### TASK STATEMENT
From the data below, extract every line that contains the string "chart".

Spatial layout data
_ _ _ _

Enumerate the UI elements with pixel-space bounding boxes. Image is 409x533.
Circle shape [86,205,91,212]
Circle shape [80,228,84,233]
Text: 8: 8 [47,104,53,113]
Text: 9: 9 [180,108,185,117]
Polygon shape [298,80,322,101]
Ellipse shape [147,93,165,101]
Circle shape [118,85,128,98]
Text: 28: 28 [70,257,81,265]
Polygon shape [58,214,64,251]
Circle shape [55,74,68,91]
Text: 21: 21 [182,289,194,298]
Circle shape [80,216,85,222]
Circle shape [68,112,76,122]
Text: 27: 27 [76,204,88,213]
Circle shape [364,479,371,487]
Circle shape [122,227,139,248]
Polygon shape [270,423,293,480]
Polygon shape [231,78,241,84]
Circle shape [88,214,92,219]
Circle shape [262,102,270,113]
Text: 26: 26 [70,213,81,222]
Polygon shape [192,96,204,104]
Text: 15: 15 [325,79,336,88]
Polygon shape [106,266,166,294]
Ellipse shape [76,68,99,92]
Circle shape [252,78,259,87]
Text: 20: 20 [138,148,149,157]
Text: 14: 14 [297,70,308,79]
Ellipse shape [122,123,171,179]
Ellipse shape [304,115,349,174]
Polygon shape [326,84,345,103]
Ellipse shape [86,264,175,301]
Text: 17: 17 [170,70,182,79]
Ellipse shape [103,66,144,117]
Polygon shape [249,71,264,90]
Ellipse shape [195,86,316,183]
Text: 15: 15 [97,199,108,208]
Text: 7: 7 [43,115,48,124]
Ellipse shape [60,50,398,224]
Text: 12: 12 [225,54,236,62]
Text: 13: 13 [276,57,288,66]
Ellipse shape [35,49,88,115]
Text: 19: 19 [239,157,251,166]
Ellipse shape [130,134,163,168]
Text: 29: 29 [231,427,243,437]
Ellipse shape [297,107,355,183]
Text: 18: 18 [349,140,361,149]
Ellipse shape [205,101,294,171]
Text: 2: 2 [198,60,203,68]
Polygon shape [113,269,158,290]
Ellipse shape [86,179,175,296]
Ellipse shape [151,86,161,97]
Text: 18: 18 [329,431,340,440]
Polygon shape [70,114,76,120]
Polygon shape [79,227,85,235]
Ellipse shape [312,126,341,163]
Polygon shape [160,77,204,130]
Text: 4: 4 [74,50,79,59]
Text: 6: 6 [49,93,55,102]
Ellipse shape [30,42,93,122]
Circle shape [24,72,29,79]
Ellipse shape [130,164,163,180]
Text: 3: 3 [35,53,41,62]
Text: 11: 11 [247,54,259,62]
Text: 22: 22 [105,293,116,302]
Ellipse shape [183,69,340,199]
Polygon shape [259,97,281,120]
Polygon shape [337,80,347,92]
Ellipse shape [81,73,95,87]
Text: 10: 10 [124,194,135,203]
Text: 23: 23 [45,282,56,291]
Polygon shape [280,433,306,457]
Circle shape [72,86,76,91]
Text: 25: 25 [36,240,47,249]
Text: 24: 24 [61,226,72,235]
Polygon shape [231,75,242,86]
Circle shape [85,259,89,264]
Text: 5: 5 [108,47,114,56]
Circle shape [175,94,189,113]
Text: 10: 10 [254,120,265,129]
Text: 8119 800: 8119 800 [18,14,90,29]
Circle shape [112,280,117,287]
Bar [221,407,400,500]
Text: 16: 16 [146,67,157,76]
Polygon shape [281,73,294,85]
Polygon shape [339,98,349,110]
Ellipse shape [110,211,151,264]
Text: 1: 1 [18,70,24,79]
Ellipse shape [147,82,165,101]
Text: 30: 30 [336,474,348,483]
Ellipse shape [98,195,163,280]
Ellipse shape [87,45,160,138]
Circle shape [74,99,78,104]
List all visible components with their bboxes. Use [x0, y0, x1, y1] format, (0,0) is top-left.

_ _ _ _

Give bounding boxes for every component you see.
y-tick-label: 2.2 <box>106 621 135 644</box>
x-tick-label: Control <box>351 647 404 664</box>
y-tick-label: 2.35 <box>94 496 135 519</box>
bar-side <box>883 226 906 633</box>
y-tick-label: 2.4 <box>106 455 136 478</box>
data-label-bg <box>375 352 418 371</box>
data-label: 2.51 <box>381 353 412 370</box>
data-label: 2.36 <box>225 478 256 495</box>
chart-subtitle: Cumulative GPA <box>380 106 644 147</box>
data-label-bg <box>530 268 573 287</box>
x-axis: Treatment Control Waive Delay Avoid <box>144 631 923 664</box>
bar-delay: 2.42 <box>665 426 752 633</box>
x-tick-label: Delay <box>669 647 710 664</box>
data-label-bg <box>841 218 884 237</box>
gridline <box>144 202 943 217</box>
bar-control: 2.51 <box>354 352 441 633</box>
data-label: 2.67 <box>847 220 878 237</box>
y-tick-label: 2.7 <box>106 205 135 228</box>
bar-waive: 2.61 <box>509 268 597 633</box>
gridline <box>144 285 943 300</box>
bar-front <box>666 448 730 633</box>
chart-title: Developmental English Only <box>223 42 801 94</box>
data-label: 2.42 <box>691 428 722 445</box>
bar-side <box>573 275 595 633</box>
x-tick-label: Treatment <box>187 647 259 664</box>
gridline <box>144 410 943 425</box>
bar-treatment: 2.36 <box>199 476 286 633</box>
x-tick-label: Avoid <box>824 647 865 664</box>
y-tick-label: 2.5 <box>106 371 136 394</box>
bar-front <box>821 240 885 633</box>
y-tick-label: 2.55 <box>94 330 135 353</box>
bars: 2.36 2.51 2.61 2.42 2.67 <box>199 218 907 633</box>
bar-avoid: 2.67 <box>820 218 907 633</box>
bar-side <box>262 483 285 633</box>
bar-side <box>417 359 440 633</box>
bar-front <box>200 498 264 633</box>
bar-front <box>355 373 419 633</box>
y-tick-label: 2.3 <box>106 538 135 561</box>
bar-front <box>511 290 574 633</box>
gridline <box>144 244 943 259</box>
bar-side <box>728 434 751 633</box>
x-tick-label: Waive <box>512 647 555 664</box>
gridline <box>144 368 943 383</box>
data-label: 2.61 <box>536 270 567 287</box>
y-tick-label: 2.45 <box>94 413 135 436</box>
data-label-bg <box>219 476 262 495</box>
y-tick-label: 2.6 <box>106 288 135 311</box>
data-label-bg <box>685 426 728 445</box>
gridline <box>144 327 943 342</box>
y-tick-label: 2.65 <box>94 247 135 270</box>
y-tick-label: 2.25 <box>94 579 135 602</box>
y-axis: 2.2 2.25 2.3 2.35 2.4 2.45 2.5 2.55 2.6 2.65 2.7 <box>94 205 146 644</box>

_ _ _ _

### WRITTEN RESPONSE
chart-subtitle: Cumulative GPA <box>380 106 644 147</box>
chart-title: Developmental English Only <box>223 42 801 94</box>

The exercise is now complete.